** START Dataset excerpts **

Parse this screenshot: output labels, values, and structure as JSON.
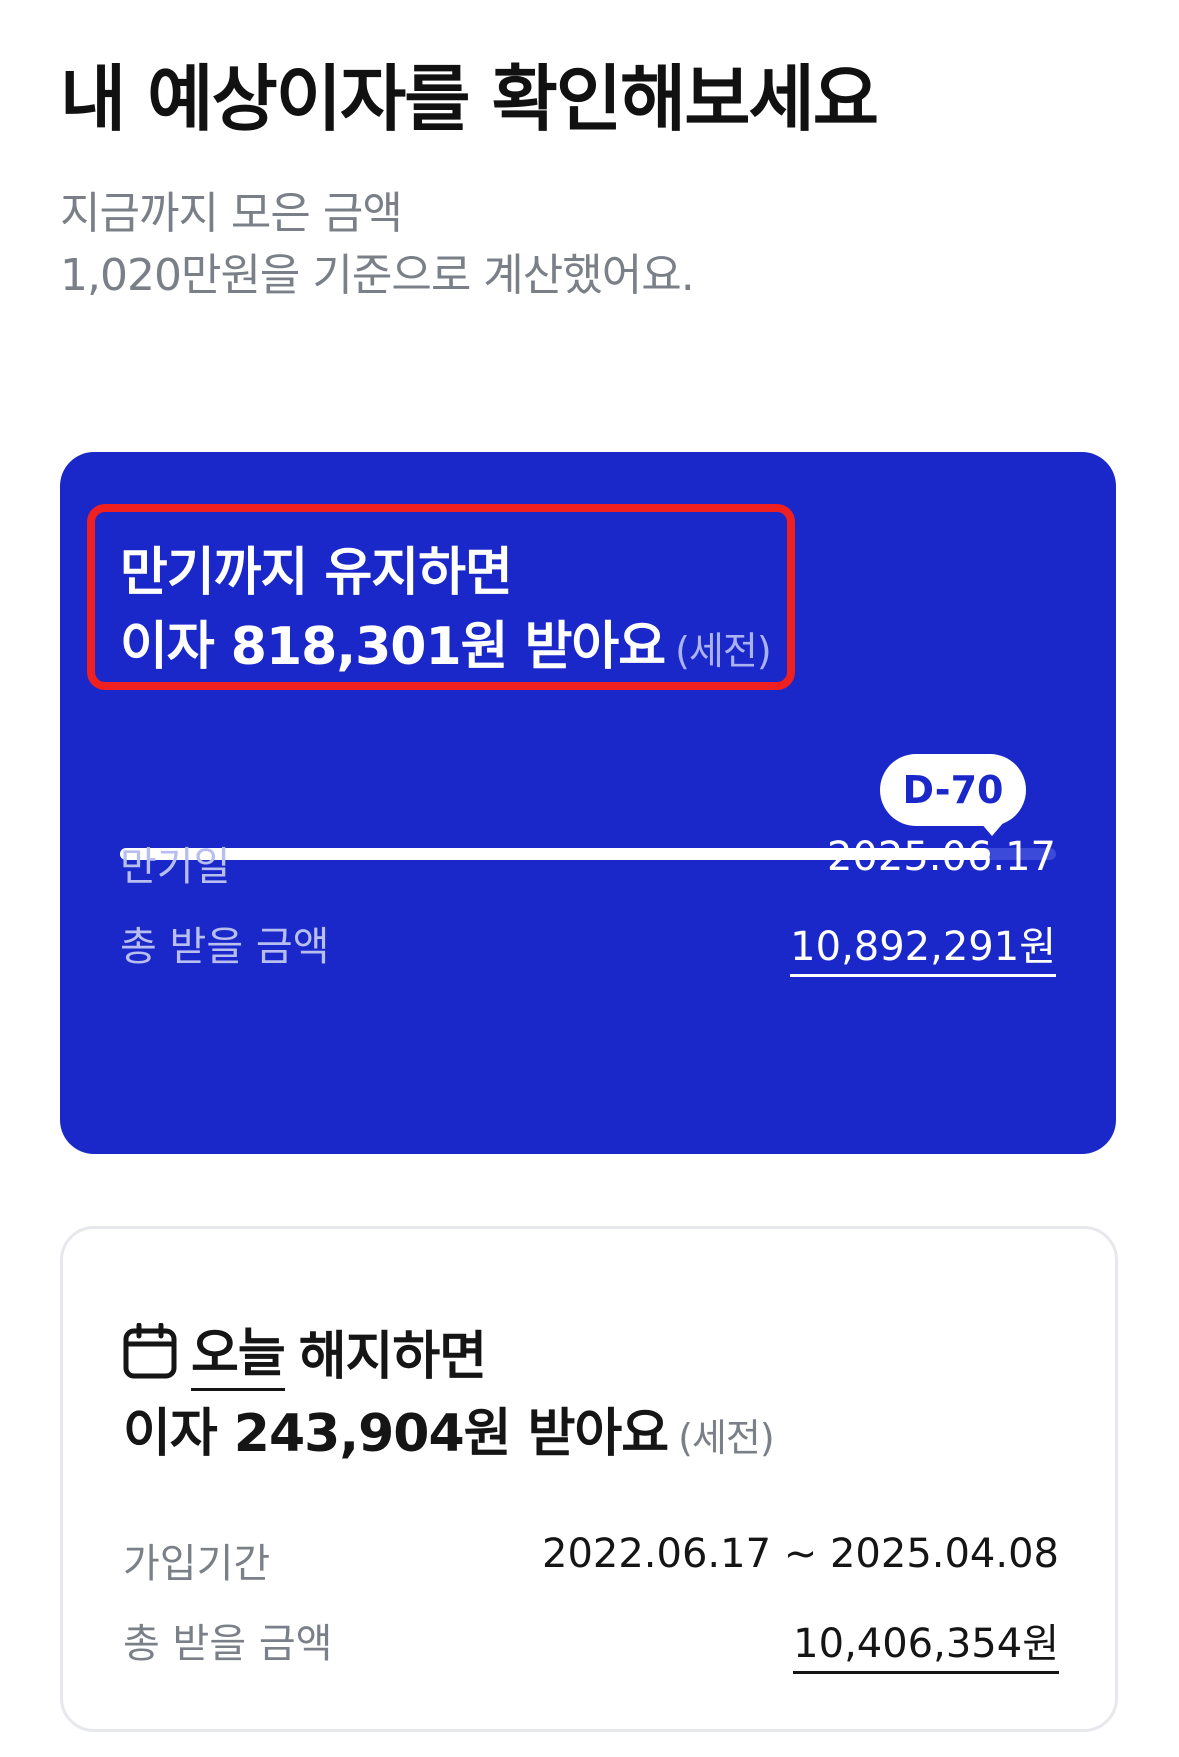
{
  "page": {
    "title": "내 예상이자를 확인해보세요",
    "subtitle_line1": "지금까지 모은 금액",
    "subtitle_line2": "1,020만원을 기준으로 계산했어요."
  },
  "maturity_card": {
    "line1": "만기까지 유지하면",
    "line2": "이자 818,301원 받아요",
    "tax_note": "(세전)",
    "dday_label": "D-70",
    "progress_fraction": 0.93,
    "maturity_date_label": "만기일",
    "maturity_date_value": "2025.06.17",
    "total_label": "총 받을 금액",
    "total_value": "10,892,291원",
    "highlight_color": "#f02020",
    "background_color": "#1b28c9"
  },
  "cancel_card": {
    "today_word": "오늘",
    "line1_rest": "해지하면",
    "line2": "이자 243,904원 받아요",
    "tax_note": "(세전)",
    "period_label": "가입기간",
    "period_value": "2022.06.17 ~ 2025.04.08",
    "total_label": "총 받을 금액",
    "total_value": "10,406,354원",
    "icon": "calendar-icon"
  }
}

** END Dataset excerpts **

All of the material above needs to be restated exactly, with no pictures.

Parse this screenshot: output labels, values, and structure as JSON.
{
  "page": {
    "title": "내 예상이자를 확인해보세요",
    "subtitle_line1": "지금까지 모은 금액",
    "subtitle_line2": "1,020만원을 기준으로 계산했어요."
  },
  "maturity_card": {
    "line1": "만기까지 유지하면",
    "line2": "이자 818,301원 받아요",
    "tax_note": "(세전)",
    "dday_label": "D-70",
    "progress_fraction": 0.93,
    "maturity_date_label": "만기일",
    "maturity_date_value": "2025.06.17",
    "total_label": "총 받을 금액",
    "total_value": "10,892,291원",
    "highlight_color": "#f02020",
    "background_color": "#1b28c9"
  },
  "cancel_card": {
    "today_word": "오늘",
    "line1_rest": "해지하면",
    "line2": "이자 243,904원 받아요",
    "tax_note": "(세전)",
    "period_label": "가입기간",
    "period_value": "2022.06.17 ~ 2025.04.08",
    "total_label": "총 받을 금액",
    "total_value": "10,406,354원",
    "icon": "calendar-icon"
  }
}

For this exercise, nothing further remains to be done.